### [Goal]
Please repeat all of the lines that follow, exactly as written.

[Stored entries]
________

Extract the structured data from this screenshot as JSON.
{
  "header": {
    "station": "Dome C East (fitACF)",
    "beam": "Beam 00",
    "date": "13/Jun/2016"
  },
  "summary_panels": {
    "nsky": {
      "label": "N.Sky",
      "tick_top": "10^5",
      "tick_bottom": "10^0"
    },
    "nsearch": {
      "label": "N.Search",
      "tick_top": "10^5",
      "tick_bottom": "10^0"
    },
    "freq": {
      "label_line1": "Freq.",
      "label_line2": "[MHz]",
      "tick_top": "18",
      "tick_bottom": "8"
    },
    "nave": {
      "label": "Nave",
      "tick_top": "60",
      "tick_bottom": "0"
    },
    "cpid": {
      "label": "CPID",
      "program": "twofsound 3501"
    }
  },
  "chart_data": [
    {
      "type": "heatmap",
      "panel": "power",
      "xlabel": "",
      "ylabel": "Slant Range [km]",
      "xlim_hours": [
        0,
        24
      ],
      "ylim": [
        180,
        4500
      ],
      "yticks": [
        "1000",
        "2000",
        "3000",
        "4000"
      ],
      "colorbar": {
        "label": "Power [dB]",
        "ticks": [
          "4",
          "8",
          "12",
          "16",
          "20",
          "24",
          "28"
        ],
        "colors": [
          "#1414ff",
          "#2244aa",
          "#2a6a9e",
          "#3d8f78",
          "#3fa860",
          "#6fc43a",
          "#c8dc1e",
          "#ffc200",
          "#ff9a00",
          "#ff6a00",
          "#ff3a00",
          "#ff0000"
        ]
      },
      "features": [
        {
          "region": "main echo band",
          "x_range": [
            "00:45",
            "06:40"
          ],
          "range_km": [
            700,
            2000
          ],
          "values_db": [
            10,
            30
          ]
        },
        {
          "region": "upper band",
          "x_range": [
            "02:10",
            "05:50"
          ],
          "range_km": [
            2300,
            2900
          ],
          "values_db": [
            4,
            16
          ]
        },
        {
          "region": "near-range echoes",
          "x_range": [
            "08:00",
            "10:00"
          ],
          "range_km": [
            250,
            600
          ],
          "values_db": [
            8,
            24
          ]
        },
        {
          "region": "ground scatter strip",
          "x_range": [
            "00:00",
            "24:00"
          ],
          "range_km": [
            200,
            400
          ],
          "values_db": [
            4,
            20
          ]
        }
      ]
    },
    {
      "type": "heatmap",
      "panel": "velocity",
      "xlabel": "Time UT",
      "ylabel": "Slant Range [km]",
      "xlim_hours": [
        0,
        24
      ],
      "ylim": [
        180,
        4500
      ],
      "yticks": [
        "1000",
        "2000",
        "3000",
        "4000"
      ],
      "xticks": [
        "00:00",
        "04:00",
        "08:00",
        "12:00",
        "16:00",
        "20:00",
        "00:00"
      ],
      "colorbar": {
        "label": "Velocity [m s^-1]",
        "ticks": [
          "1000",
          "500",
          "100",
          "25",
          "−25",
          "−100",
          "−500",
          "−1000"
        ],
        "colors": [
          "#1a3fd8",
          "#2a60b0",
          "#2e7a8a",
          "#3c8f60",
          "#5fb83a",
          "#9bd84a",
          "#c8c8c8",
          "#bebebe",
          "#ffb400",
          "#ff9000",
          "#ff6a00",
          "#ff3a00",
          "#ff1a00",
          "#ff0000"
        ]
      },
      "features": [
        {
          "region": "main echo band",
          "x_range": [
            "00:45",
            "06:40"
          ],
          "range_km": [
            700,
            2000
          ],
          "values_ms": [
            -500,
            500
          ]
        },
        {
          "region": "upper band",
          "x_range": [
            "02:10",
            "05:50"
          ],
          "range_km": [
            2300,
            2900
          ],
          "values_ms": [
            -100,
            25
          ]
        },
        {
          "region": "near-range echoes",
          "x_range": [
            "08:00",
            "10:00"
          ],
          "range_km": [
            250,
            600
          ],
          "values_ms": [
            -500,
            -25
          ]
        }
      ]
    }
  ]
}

________

### [Solution for this exercise]
Extract the structured data from this screenshot as JSON.
{
  "header": {
    "station": "Dome C East (fitACF)",
    "beam": "Beam 00",
    "date": "13/Jun/2016"
  },
  "summary_panels": {
    "nsky": {
      "label": "N.Sky",
      "tick_top": "10^5",
      "tick_bottom": "10^0"
    },
    "nsearch": {
      "label": "N.Search",
      "tick_top": "10^5",
      "tick_bottom": "10^0"
    },
    "freq": {
      "label_line1": "Freq.",
      "label_line2": "[MHz]",
      "tick_top": "18",
      "tick_bottom": "8"
    },
    "nave": {
      "label": "Nave",
      "tick_top": "60",
      "tick_bottom": "0"
    },
    "cpid": {
      "label": "CPID",
      "program": "twofsound 3501"
    }
  },
  "chart_data": [
    {
      "type": "heatmap",
      "panel": "power",
      "xlabel": "",
      "ylabel": "Slant Range [km]",
      "xlim_hours": [
        0,
        24
      ],
      "ylim": [
        180,
        4500
      ],
      "yticks": [
        "1000",
        "2000",
        "3000",
        "4000"
      ],
      "colorbar": {
        "label": "Power [dB]",
        "ticks": [
          "4",
          "8",
          "12",
          "16",
          "20",
          "24",
          "28"
        ],
        "colors": [
          "#1414ff",
          "#2244aa",
          "#2a6a9e",
          "#3d8f78",
          "#3fa860",
          "#6fc43a",
          "#c8dc1e",
          "#ffc200",
          "#ff9a00",
          "#ff6a00",
          "#ff3a00",
          "#ff0000"
        ]
      },
      "features": [
        {
          "region": "main echo band",
          "x_range": [
            "00:45",
            "06:40"
          ],
          "range_km": [
            700,
            2000
          ],
          "values_db": [
            10,
            30
          ]
        },
        {
          "region": "upper band",
          "x_range": [
            "02:10",
            "05:50"
          ],
          "range_km": [
            2300,
            2900
          ],
          "values_db": [
            4,
            16
          ]
        },
        {
          "region": "near-range echoes",
          "x_range": [
            "08:00",
            "10:00"
          ],
          "range_km": [
            250,
            600
          ],
          "values_db": [
            8,
            24
          ]
        },
        {
          "region": "ground scatter strip",
          "x_range": [
            "00:00",
            "24:00"
          ],
          "range_km": [
            200,
            400
          ],
          "values_db": [
            4,
            20
          ]
        }
      ]
    },
    {
      "type": "heatmap",
      "panel": "velocity",
      "xlabel": "Time UT",
      "ylabel": "Slant Range [km]",
      "xlim_hours": [
        0,
        24
      ],
      "ylim": [
        180,
        4500
      ],
      "yticks": [
        "1000",
        "2000",
        "3000",
        "4000"
      ],
      "xticks": [
        "00:00",
        "04:00",
        "08:00",
        "12:00",
        "16:00",
        "20:00",
        "00:00"
      ],
      "colorbar": {
        "label": "Velocity [m s^-1]",
        "ticks": [
          "1000",
          "500",
          "100",
          "25",
          "−25",
          "−100",
          "−500",
          "−1000"
        ],
        "colors": [
          "#1a3fd8",
          "#2a60b0",
          "#2e7a8a",
          "#3c8f60",
          "#5fb83a",
          "#9bd84a",
          "#c8c8c8",
          "#bebebe",
          "#ffb400",
          "#ff9000",
          "#ff6a00",
          "#ff3a00",
          "#ff1a00",
          "#ff0000"
        ]
      },
      "features": [
        {
          "region": "main echo band",
          "x_range": [
            "00:45",
            "06:40"
          ],
          "range_km": [
            700,
            2000
          ],
          "values_ms": [
            -500,
            500
          ]
        },
        {
          "region": "upper band",
          "x_range": [
            "02:10",
            "05:50"
          ],
          "range_km": [
            2300,
            2900
          ],
          "values_ms": [
            -100,
            25
          ]
        },
        {
          "region": "near-range echoes",
          "x_range": [
            "08:00",
            "10:00"
          ],
          "range_km": [
            250,
            600
          ],
          "values_ms": [
            -500,
            -25
          ]
        }
      ]
    }
  ]
}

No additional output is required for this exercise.